### Supplied material
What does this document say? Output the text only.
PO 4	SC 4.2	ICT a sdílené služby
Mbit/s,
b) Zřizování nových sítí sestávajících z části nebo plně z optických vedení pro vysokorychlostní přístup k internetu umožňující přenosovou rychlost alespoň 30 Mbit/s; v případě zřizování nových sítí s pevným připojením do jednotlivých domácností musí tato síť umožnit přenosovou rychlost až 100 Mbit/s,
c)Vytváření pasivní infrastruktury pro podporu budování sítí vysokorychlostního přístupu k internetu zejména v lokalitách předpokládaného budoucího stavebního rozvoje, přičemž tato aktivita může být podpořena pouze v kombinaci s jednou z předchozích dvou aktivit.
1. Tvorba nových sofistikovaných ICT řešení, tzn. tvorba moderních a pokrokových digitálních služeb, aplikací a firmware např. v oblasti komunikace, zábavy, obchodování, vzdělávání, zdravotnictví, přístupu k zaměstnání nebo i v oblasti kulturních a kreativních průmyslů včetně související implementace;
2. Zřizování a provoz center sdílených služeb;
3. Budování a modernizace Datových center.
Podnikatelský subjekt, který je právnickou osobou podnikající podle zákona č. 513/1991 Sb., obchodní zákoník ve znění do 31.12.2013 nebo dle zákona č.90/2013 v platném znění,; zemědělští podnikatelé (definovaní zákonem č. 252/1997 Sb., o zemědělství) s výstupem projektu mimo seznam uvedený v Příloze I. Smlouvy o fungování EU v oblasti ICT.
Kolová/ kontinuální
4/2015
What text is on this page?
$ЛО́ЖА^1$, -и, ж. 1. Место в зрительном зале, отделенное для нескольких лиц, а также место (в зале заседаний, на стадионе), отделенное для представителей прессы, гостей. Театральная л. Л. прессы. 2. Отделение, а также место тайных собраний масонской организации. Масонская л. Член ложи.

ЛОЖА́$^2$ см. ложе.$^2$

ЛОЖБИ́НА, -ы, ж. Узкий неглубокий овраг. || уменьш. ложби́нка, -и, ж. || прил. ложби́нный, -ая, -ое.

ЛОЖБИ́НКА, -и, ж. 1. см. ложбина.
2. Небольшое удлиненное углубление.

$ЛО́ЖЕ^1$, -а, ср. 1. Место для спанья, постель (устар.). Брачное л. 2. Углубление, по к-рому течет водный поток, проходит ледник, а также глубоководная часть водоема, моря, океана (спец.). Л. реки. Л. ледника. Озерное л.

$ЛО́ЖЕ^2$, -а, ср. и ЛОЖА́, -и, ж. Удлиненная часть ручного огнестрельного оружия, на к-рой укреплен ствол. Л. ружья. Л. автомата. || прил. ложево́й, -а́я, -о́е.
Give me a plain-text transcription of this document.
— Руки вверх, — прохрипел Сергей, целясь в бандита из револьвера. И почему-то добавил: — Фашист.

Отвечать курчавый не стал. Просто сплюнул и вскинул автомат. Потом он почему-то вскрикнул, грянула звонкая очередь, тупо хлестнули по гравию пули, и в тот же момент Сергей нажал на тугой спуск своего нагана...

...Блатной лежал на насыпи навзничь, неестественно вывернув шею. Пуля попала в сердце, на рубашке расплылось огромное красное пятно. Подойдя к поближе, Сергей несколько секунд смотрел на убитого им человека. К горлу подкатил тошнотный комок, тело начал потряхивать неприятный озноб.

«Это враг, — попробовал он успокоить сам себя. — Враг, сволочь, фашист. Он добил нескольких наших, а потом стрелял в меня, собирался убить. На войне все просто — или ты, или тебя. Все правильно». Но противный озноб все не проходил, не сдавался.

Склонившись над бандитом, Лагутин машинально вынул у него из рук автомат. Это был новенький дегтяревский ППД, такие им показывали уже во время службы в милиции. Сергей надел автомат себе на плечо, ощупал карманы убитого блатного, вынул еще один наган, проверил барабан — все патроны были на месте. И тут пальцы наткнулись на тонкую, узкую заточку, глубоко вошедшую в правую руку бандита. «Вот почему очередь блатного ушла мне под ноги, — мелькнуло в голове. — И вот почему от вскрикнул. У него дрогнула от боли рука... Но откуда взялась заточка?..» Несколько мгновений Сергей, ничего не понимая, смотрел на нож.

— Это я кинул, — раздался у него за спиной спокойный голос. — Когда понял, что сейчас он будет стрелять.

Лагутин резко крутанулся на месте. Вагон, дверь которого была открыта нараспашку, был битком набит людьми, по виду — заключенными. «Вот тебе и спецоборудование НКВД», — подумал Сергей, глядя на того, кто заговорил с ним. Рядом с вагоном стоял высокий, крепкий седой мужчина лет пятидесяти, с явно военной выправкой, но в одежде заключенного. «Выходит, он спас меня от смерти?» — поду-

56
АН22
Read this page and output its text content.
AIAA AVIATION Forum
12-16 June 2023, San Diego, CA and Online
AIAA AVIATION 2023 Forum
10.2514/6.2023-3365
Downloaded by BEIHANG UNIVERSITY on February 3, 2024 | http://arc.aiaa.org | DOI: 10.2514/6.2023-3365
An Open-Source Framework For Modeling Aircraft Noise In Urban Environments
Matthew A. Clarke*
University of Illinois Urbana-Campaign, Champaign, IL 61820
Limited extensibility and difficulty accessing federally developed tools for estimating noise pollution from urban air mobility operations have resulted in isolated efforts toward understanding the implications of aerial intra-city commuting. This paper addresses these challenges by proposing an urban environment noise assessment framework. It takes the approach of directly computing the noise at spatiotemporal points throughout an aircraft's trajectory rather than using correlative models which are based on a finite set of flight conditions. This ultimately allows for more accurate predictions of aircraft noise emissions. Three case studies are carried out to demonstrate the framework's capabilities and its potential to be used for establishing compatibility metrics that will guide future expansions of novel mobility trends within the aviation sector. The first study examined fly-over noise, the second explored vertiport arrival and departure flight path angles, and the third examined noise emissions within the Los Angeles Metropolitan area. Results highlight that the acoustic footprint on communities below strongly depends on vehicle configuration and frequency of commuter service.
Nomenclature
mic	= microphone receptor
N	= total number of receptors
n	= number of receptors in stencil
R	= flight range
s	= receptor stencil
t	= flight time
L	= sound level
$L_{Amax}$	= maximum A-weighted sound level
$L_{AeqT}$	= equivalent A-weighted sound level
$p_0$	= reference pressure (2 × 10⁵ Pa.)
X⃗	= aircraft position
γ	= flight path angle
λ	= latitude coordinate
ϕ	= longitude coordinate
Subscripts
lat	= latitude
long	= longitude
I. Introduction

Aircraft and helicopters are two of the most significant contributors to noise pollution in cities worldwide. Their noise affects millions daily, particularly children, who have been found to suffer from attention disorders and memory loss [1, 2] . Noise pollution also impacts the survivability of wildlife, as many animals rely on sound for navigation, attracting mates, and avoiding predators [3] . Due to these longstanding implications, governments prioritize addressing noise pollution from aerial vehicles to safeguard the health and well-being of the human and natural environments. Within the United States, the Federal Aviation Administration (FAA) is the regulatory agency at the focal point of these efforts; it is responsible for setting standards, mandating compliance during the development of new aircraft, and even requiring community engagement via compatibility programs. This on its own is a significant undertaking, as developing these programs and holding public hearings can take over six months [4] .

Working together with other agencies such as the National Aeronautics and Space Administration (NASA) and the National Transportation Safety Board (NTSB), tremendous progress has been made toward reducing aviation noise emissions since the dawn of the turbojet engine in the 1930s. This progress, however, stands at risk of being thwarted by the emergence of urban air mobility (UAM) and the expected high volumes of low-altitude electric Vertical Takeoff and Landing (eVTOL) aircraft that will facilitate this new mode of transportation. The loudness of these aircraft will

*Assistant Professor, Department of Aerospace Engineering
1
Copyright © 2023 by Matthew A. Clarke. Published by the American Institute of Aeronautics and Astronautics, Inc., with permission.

### Task description
Within the data above, pick out all lines holding the word "level".

### Exercise answer
L	= sound level
$L_{Amax}$	= maximum A-weighted sound level
$L_{AeqT}$	= equivalent A-weighted sound level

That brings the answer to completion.